-- Opening Marker --
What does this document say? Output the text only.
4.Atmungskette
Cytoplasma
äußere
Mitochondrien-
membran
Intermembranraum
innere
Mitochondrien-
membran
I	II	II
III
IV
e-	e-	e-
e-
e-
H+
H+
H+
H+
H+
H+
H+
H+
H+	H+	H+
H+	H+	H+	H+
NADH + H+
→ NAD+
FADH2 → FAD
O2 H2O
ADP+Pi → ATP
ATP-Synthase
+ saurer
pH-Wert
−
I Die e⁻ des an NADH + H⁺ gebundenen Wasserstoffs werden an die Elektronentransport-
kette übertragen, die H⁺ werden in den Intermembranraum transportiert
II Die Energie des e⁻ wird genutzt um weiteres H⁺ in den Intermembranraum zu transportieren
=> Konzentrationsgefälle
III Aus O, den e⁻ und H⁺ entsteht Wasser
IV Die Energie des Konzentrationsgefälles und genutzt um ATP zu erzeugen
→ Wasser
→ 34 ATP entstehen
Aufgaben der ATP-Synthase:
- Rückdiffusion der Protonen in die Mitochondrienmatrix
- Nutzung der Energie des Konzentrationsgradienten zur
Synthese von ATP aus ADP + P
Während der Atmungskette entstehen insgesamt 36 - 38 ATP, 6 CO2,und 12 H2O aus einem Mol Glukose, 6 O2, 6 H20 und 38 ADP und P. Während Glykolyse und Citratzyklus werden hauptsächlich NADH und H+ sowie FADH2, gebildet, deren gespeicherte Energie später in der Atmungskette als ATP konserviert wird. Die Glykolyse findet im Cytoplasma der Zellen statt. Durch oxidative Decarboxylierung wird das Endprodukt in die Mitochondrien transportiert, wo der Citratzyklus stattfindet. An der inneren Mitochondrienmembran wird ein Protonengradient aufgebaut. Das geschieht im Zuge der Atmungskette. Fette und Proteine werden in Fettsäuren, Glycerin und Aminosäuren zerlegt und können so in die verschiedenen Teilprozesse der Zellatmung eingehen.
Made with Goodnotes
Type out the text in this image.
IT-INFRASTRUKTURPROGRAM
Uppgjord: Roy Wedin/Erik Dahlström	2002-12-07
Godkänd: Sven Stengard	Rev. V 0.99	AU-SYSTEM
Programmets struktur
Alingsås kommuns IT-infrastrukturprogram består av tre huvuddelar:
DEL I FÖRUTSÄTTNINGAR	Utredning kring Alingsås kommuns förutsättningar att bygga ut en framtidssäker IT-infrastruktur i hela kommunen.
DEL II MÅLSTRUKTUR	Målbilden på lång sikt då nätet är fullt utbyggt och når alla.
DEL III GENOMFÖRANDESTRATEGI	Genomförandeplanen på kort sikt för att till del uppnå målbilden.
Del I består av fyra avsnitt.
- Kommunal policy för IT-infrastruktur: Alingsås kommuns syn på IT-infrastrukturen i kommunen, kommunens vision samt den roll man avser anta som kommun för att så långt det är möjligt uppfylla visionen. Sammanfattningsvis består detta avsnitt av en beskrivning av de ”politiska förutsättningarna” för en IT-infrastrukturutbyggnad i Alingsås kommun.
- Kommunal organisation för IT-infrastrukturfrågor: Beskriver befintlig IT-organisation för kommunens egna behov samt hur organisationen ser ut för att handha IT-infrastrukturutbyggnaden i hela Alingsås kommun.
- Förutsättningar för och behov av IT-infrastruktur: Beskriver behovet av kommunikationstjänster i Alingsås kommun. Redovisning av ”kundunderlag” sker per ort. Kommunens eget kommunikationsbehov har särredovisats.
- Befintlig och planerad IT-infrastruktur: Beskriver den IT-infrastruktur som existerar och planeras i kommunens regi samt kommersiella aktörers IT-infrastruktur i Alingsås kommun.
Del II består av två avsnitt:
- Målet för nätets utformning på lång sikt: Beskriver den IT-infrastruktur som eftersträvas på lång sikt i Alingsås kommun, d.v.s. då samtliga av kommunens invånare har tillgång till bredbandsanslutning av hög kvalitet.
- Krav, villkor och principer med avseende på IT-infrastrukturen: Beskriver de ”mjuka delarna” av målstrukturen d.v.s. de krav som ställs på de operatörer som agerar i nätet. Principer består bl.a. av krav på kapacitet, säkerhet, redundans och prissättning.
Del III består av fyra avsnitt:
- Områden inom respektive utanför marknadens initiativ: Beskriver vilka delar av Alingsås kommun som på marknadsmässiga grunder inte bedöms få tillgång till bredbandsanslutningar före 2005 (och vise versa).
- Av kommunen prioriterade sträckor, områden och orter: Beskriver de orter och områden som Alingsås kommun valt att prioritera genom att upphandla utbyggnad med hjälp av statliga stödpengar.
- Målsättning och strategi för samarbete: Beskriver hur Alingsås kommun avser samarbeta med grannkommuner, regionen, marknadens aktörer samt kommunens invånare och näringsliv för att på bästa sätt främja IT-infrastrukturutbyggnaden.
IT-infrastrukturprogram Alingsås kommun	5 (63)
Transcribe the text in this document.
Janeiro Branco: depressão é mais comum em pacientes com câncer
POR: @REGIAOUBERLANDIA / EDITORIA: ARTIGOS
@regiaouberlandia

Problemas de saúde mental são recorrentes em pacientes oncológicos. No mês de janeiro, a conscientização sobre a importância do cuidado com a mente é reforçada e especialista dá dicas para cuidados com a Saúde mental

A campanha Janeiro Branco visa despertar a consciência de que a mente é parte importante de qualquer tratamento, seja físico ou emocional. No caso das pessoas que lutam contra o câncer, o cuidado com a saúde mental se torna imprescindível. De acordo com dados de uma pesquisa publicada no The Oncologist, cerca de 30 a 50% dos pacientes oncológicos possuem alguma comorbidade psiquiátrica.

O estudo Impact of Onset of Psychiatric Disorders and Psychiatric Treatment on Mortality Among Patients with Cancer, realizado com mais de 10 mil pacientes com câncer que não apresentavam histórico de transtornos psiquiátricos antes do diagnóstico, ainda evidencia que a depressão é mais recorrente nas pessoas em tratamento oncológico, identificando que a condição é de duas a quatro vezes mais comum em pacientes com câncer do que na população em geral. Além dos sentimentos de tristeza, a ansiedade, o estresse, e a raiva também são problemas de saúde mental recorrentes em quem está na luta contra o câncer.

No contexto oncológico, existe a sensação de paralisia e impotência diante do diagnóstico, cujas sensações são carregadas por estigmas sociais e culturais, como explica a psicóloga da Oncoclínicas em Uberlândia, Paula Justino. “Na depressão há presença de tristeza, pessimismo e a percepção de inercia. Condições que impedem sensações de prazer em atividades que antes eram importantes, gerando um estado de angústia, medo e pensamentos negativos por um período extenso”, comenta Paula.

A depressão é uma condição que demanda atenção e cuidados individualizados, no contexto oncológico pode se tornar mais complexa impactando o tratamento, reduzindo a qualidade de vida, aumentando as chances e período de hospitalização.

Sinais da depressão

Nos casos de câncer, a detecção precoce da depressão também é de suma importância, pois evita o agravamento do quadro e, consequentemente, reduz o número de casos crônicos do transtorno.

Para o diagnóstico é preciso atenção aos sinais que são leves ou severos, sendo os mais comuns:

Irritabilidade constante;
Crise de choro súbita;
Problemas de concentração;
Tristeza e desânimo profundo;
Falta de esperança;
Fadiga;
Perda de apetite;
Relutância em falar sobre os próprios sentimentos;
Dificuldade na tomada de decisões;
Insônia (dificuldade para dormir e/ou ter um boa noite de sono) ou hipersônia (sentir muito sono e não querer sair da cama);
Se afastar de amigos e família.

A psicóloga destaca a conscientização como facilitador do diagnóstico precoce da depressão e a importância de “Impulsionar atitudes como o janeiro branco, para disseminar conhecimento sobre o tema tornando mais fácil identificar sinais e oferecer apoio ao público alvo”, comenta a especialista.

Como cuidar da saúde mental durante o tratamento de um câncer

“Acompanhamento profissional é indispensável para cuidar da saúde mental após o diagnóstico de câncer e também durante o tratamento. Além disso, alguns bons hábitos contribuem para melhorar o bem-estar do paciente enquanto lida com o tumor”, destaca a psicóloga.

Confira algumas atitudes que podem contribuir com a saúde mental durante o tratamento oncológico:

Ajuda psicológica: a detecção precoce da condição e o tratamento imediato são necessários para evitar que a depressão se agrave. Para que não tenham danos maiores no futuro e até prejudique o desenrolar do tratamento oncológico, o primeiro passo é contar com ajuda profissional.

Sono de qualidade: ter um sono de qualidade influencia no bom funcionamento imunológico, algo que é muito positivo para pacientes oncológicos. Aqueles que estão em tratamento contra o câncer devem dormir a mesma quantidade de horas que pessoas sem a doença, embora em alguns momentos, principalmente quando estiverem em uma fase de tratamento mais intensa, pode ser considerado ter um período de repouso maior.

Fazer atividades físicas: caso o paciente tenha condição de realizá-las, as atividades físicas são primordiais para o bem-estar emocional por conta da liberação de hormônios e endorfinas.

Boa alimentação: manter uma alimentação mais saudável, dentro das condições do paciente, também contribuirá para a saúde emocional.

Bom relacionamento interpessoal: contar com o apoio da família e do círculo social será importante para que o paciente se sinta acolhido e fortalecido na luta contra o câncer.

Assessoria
-- Closing Marker --
■ **WHAT YOU WILL DO**: Copy each line above that has the word "família".

■ **ANSWER BOX**:
Se afastar de amigos e família.
Bom relacionamento interpessoal: contar com o apoio da família e do círculo social será importante para que o paciente se sinta acolhido e fortalecido na luta contra o câncer.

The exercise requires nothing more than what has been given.